• Exercise input
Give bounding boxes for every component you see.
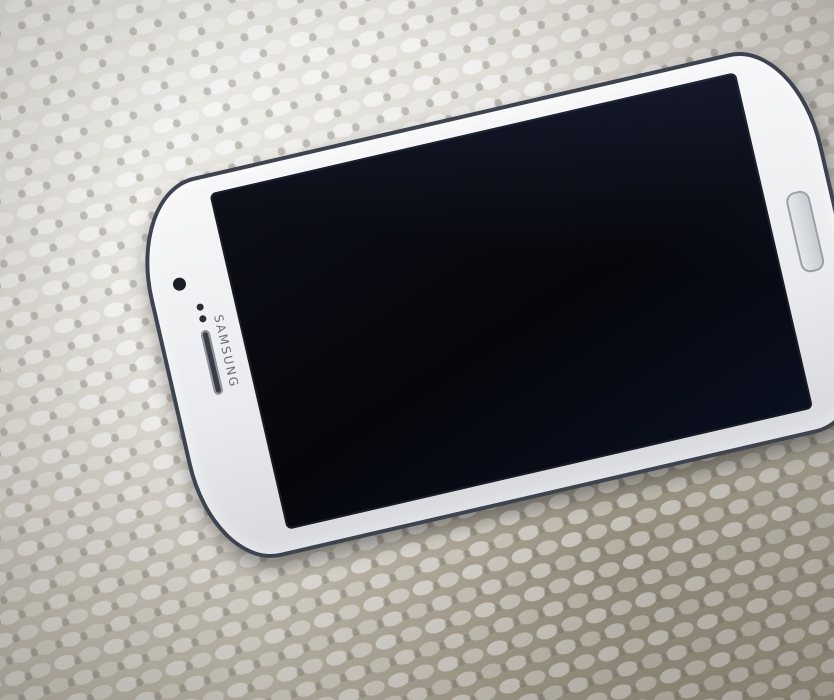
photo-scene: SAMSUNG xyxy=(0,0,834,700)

--

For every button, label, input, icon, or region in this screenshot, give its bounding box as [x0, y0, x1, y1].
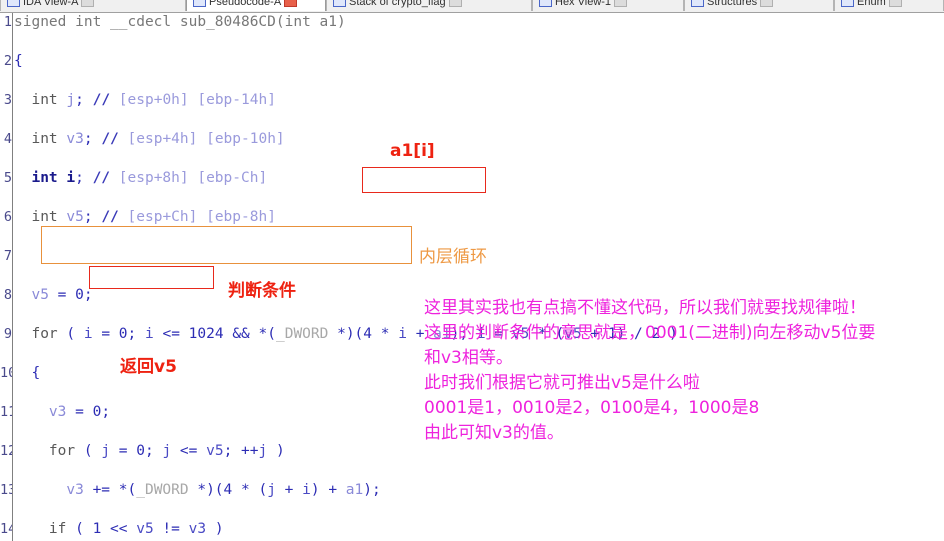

---

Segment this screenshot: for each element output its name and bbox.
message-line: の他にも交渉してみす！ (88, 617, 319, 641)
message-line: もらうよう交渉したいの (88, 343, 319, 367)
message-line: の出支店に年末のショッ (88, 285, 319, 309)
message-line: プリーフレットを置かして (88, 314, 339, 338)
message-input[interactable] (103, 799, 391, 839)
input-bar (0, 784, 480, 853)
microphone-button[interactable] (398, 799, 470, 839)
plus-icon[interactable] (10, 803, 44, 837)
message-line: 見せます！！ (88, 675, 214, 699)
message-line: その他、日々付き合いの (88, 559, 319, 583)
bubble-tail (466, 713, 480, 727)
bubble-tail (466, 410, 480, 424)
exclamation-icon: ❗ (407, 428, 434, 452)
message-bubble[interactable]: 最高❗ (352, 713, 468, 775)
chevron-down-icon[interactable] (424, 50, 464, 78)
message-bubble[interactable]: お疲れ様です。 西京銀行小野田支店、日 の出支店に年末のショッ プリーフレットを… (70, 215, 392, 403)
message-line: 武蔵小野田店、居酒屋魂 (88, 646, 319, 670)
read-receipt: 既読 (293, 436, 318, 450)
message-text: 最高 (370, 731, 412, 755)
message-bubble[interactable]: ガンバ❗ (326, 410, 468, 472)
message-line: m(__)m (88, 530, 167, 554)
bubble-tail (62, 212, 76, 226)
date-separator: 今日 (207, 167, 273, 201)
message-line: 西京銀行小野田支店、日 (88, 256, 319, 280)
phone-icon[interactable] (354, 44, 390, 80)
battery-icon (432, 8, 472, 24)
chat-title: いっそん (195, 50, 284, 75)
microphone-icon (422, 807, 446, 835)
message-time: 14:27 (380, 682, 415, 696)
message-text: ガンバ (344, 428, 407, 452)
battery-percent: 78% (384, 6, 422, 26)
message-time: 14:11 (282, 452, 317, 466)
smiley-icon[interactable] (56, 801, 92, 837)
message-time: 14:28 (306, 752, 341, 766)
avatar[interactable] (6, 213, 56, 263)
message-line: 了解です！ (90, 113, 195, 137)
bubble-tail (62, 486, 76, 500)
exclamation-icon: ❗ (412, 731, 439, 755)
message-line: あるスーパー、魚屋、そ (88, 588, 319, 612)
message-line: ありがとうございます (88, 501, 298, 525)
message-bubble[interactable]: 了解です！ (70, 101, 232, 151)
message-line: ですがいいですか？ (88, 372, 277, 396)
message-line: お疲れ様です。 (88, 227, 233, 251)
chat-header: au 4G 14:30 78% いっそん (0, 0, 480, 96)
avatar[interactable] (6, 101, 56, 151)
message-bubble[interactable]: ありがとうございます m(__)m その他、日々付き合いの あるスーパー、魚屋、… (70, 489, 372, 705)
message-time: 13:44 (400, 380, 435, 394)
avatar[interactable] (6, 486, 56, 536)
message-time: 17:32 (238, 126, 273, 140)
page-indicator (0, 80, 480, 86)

• Goal of the exercise
Copy the material word for word, from the line containing "Segment this screenshot: for" through the line containing "message-line: 見せます！！ (88, 675, 214, 699)", with both of those lines included.

• Worked solution
Segment this screenshot: for each element output its name and bbox.
message-line: の他にも交渉してみす！ (88, 617, 319, 641)
message-line: もらうよう交渉したいの (88, 343, 319, 367)
message-line: の出支店に年末のショッ (88, 285, 319, 309)
message-line: プリーフレットを置かして (88, 314, 339, 338)
message-input[interactable] (103, 799, 391, 839)
input-bar (0, 784, 480, 853)
microphone-button[interactable] (398, 799, 470, 839)
plus-icon[interactable] (10, 803, 44, 837)
message-line: 見せます！！ (88, 675, 214, 699)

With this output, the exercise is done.